What the exercise asks: Check each line of the listing for the word "name" and report how many lines contain it, giving nothing but the number.

Data to process:
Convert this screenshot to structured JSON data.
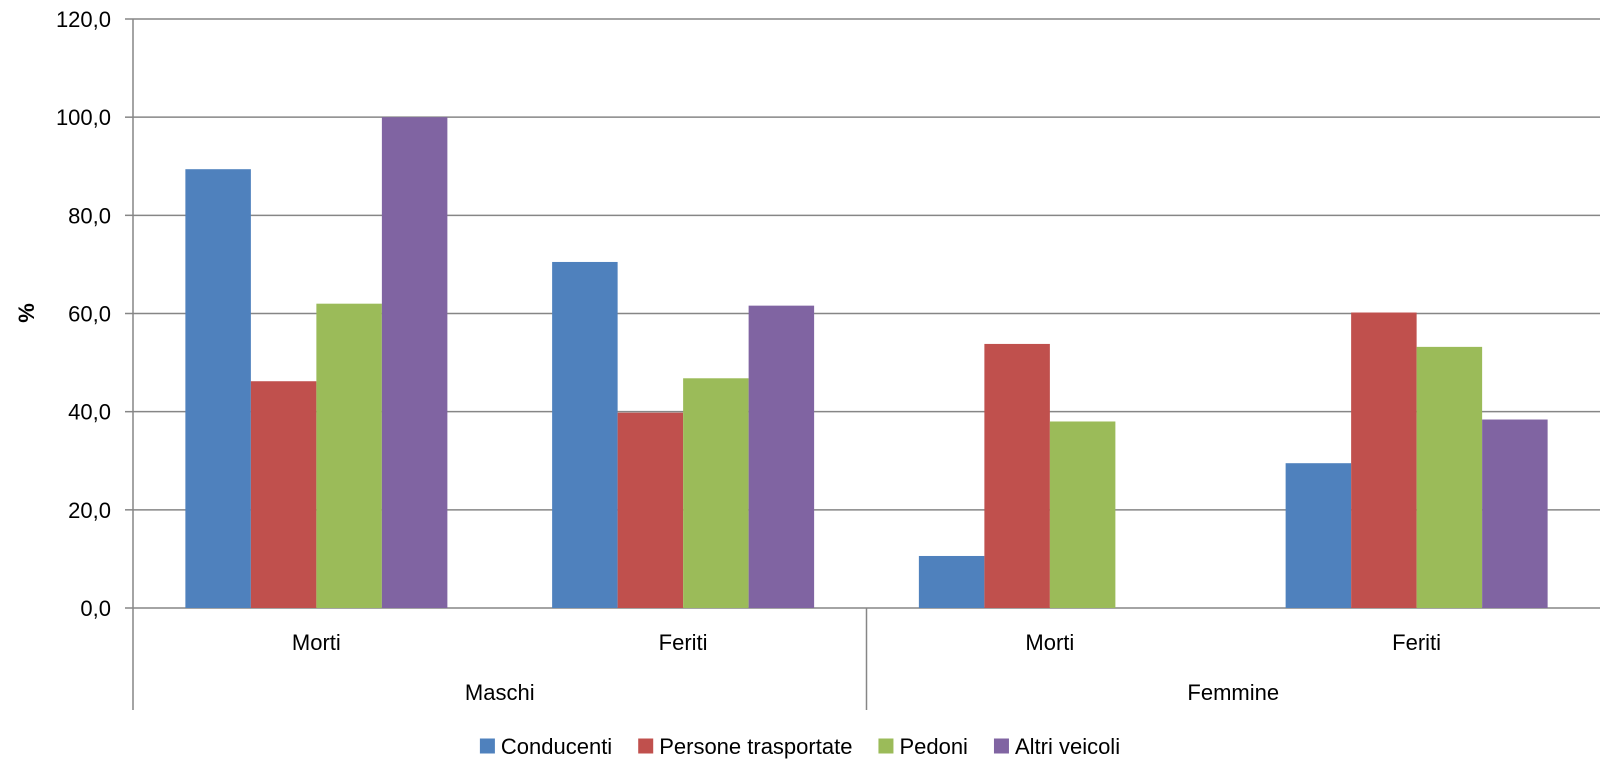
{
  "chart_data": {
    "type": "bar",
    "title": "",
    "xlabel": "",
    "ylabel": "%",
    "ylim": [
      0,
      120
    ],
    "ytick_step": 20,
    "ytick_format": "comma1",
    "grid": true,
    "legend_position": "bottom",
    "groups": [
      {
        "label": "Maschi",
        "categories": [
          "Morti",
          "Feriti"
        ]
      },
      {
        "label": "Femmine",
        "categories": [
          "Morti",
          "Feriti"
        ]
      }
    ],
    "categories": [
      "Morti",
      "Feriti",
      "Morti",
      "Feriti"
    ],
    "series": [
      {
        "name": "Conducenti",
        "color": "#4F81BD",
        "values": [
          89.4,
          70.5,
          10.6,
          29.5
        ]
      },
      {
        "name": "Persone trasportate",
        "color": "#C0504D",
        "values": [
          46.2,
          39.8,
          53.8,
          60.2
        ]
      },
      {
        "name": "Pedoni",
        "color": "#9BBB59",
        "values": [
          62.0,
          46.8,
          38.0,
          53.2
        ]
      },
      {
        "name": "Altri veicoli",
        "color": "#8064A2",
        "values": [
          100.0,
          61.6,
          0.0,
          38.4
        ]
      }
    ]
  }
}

==

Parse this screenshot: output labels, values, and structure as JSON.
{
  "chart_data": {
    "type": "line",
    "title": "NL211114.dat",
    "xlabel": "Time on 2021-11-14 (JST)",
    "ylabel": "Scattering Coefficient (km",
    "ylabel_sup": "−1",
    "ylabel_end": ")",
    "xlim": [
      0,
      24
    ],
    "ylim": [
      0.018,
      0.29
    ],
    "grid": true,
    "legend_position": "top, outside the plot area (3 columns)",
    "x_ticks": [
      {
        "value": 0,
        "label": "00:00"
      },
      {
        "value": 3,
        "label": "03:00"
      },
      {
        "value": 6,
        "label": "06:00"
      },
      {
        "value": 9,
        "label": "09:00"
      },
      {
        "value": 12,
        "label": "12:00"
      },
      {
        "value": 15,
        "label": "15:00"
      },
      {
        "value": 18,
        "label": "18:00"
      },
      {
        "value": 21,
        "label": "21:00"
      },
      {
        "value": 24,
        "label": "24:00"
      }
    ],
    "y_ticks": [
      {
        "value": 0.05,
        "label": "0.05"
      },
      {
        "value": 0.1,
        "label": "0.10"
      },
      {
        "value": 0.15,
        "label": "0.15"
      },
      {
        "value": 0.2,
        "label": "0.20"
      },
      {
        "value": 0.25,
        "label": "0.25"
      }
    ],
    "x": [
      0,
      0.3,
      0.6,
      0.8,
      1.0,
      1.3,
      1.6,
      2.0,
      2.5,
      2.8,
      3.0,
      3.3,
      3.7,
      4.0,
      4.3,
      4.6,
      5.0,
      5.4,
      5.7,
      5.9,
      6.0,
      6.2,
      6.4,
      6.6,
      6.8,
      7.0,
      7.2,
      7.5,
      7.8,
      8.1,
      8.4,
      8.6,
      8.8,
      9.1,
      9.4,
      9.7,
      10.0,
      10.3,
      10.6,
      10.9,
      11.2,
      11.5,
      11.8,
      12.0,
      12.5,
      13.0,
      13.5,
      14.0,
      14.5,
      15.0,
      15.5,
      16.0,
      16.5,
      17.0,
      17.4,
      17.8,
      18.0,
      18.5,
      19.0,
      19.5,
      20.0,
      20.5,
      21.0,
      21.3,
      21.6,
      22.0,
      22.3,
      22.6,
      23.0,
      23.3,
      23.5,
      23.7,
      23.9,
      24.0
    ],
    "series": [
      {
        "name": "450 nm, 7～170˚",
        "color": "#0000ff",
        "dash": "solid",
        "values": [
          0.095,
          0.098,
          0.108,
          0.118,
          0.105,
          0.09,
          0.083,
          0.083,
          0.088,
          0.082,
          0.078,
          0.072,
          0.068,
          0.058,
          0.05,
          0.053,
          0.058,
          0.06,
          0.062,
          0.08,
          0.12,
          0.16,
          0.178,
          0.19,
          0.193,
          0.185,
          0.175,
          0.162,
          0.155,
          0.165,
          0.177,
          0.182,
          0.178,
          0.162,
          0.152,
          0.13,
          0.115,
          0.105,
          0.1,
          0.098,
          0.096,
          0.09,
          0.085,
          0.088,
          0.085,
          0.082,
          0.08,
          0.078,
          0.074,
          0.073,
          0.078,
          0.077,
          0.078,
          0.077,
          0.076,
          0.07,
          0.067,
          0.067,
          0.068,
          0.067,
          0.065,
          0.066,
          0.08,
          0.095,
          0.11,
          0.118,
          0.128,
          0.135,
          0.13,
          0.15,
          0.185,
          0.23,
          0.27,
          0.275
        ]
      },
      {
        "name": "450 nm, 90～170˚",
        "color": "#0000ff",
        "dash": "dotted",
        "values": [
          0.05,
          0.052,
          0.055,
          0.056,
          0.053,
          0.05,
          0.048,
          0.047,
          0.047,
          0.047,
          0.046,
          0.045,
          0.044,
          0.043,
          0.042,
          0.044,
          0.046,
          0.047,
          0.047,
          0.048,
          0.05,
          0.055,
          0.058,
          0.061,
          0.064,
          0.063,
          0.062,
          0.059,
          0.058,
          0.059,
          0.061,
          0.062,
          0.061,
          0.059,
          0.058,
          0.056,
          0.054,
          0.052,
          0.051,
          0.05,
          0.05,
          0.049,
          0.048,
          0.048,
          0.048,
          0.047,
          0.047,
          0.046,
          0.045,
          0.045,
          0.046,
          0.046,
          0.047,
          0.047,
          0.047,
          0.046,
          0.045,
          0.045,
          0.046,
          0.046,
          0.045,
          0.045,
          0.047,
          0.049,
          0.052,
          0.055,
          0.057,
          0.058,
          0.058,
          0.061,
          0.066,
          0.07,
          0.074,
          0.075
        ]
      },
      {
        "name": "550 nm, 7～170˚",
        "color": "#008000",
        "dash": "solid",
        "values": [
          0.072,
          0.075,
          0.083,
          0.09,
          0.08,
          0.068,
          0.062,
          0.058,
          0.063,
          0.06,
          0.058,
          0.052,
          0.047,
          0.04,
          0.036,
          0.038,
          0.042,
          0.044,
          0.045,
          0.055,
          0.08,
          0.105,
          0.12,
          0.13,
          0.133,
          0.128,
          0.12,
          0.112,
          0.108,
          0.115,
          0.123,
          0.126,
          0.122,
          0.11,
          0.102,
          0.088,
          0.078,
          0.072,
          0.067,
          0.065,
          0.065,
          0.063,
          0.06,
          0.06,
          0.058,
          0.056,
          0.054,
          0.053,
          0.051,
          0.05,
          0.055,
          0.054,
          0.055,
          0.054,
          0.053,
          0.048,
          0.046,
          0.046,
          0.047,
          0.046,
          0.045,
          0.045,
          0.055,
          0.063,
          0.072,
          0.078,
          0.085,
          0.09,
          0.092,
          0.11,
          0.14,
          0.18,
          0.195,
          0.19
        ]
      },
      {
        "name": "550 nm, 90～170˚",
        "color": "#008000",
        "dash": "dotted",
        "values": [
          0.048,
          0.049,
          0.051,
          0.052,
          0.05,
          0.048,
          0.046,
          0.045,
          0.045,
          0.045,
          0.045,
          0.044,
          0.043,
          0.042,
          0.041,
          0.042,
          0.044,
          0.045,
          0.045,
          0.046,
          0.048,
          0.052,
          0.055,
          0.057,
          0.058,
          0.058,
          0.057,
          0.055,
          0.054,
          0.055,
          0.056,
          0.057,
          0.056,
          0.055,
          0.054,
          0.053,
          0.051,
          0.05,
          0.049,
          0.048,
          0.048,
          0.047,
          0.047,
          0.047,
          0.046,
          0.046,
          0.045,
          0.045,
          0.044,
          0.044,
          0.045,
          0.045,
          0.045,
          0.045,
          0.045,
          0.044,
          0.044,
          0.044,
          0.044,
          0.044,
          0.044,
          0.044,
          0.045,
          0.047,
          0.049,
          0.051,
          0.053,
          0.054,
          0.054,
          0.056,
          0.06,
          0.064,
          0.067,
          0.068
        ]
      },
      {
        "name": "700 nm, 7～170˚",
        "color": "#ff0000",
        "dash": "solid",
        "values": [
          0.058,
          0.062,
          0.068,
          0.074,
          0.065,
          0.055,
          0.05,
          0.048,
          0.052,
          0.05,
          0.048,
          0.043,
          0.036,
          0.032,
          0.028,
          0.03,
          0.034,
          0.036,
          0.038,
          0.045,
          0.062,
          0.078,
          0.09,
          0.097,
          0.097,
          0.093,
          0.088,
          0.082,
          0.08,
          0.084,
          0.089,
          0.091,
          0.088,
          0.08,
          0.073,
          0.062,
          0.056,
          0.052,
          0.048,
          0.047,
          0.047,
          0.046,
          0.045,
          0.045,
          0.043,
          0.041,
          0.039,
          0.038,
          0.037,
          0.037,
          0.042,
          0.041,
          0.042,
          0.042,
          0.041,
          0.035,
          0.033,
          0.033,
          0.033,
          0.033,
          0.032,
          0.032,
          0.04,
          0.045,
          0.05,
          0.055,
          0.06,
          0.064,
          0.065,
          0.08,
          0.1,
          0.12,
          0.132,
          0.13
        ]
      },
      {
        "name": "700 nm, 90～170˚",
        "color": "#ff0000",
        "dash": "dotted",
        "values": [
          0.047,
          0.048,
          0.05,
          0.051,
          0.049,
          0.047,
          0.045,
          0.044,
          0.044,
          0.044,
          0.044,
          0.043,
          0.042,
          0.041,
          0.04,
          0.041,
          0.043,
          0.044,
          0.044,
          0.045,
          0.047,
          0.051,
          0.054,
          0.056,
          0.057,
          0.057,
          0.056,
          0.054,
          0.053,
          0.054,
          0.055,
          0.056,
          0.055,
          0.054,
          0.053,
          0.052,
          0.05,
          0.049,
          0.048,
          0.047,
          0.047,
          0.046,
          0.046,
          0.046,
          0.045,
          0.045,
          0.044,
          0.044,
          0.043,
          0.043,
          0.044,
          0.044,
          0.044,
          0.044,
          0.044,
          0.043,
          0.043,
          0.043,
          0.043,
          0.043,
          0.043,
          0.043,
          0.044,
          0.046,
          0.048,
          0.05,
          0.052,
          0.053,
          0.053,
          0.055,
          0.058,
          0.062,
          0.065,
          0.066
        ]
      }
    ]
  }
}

Response below: 10